Stored items:
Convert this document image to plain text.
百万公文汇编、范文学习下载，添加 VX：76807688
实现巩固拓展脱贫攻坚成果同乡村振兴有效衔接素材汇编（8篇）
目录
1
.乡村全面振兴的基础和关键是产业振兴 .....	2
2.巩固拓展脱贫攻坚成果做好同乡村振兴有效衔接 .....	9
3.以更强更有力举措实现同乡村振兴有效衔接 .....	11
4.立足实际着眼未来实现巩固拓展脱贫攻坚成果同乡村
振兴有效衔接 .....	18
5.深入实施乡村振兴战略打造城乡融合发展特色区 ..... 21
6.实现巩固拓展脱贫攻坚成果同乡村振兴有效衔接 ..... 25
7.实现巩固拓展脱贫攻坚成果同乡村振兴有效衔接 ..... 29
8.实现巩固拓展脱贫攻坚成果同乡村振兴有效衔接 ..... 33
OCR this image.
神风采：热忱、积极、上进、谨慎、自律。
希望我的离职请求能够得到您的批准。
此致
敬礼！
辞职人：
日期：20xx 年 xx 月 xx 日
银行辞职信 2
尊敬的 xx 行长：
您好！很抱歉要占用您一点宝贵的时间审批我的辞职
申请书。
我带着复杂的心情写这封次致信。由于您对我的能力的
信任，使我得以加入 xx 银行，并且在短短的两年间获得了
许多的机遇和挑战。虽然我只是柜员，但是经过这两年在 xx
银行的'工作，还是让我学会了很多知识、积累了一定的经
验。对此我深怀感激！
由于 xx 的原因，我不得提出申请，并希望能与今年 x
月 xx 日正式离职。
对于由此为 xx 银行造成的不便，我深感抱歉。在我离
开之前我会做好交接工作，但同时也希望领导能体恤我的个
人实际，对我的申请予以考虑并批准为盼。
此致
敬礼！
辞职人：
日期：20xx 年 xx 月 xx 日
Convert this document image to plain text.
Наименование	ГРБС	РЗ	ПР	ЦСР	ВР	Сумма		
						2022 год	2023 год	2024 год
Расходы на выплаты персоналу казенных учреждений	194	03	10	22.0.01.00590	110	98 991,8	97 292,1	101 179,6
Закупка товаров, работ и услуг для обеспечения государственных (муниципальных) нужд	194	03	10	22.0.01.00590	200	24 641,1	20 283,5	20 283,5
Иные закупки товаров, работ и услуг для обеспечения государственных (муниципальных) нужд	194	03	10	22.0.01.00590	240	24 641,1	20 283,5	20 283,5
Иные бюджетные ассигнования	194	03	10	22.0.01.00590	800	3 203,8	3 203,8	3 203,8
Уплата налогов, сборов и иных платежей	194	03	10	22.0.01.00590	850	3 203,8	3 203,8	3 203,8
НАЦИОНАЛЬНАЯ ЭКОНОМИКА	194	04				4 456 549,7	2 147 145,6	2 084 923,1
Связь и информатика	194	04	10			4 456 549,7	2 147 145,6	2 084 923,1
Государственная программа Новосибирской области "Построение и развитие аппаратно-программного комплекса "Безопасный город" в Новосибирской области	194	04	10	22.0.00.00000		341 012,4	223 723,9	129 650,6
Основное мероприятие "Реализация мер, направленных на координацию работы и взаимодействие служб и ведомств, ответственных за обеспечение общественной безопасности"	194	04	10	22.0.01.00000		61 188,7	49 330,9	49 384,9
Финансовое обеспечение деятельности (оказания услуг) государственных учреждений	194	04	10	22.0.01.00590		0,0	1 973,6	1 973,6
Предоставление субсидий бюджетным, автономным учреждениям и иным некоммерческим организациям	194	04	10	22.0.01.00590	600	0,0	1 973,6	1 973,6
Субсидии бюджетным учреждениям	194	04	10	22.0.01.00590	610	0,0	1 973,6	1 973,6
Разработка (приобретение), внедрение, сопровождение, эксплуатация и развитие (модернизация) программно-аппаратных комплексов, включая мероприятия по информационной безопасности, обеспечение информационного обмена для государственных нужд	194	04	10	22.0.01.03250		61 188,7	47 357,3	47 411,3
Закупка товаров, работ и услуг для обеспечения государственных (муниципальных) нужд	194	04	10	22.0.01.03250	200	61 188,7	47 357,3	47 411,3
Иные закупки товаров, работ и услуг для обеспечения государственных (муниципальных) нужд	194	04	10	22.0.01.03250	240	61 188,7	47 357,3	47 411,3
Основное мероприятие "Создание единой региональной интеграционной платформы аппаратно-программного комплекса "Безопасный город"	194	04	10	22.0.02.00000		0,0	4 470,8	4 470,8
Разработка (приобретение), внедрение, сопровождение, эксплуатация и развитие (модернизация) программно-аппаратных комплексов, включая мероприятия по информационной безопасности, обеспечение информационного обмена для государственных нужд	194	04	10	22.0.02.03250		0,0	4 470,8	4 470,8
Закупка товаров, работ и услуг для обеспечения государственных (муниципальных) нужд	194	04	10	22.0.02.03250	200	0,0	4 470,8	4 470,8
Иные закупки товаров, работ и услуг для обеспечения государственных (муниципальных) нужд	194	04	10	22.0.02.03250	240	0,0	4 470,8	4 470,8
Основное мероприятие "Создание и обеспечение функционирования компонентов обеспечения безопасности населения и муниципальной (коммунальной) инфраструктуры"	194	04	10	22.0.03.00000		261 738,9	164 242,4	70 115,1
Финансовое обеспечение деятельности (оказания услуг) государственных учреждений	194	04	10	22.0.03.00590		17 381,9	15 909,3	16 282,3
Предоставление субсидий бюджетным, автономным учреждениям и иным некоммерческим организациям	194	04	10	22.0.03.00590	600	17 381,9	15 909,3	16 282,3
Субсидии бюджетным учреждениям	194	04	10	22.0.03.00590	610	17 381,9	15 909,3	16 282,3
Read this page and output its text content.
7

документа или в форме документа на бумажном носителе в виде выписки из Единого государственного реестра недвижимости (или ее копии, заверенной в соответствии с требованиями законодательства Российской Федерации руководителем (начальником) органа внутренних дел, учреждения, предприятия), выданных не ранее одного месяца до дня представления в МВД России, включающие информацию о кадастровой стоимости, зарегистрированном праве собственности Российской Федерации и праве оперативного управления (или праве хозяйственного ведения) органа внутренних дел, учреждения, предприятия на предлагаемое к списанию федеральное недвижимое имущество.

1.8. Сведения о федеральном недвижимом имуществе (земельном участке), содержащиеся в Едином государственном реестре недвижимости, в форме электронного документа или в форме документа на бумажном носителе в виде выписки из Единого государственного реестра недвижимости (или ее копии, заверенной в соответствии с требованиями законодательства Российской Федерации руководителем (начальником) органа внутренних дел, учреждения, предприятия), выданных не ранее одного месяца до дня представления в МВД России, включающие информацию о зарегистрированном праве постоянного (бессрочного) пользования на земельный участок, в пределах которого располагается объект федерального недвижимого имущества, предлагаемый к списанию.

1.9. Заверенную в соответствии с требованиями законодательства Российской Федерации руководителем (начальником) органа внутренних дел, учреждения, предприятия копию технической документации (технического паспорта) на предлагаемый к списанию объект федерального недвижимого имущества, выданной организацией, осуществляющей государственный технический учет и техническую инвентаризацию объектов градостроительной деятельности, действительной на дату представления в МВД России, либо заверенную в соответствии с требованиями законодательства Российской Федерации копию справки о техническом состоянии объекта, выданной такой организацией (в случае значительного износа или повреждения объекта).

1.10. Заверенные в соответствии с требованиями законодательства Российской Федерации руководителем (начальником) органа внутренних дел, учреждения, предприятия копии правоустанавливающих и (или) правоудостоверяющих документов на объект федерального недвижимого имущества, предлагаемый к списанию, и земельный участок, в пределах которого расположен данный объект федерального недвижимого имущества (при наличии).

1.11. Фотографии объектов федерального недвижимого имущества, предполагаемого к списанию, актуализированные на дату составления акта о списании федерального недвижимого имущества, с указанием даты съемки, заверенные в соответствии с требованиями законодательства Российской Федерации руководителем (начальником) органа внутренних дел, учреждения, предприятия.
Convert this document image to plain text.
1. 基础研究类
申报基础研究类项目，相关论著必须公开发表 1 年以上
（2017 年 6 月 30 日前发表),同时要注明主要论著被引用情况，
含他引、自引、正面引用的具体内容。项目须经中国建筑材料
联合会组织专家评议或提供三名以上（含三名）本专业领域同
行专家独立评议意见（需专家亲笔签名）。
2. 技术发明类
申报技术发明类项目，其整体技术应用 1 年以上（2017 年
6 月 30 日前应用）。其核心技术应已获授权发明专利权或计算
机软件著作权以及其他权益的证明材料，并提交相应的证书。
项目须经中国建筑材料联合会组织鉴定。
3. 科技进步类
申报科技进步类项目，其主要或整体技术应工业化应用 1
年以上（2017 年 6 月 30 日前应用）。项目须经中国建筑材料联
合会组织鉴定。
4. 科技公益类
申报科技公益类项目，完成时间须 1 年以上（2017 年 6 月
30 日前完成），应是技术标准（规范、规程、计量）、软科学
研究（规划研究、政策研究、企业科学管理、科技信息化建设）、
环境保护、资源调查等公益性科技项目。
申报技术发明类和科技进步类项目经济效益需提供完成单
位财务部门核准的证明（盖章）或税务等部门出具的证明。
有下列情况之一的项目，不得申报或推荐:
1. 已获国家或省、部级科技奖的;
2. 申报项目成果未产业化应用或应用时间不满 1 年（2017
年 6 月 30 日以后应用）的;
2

* **TASK BRIEF**: Copy every line in the listing above where the string "включая" turns up.

* **RESULT OF THIS EXERCISE**:
Разработка (приобретение), внедрение, сопровождение, эксплуатация и развитие (модернизация) программно-аппаратных комплексов, включая мероприятия по информационной безопасности, обеспечение информационного обмена для государственных нужд	194	04	10	22.0.01.03250		61 188,7	47 357,3	47 411,3
Разработка (приобретение), внедрение, сопровождение, эксплуатация и развитие (модернизация) программно-аппаратных комплексов, включая мероприятия по информационной безопасности, обеспечение информационного обмена для государственных нужд	194	04	10	22.0.02.03250		0,0	4 470,8	4 470,8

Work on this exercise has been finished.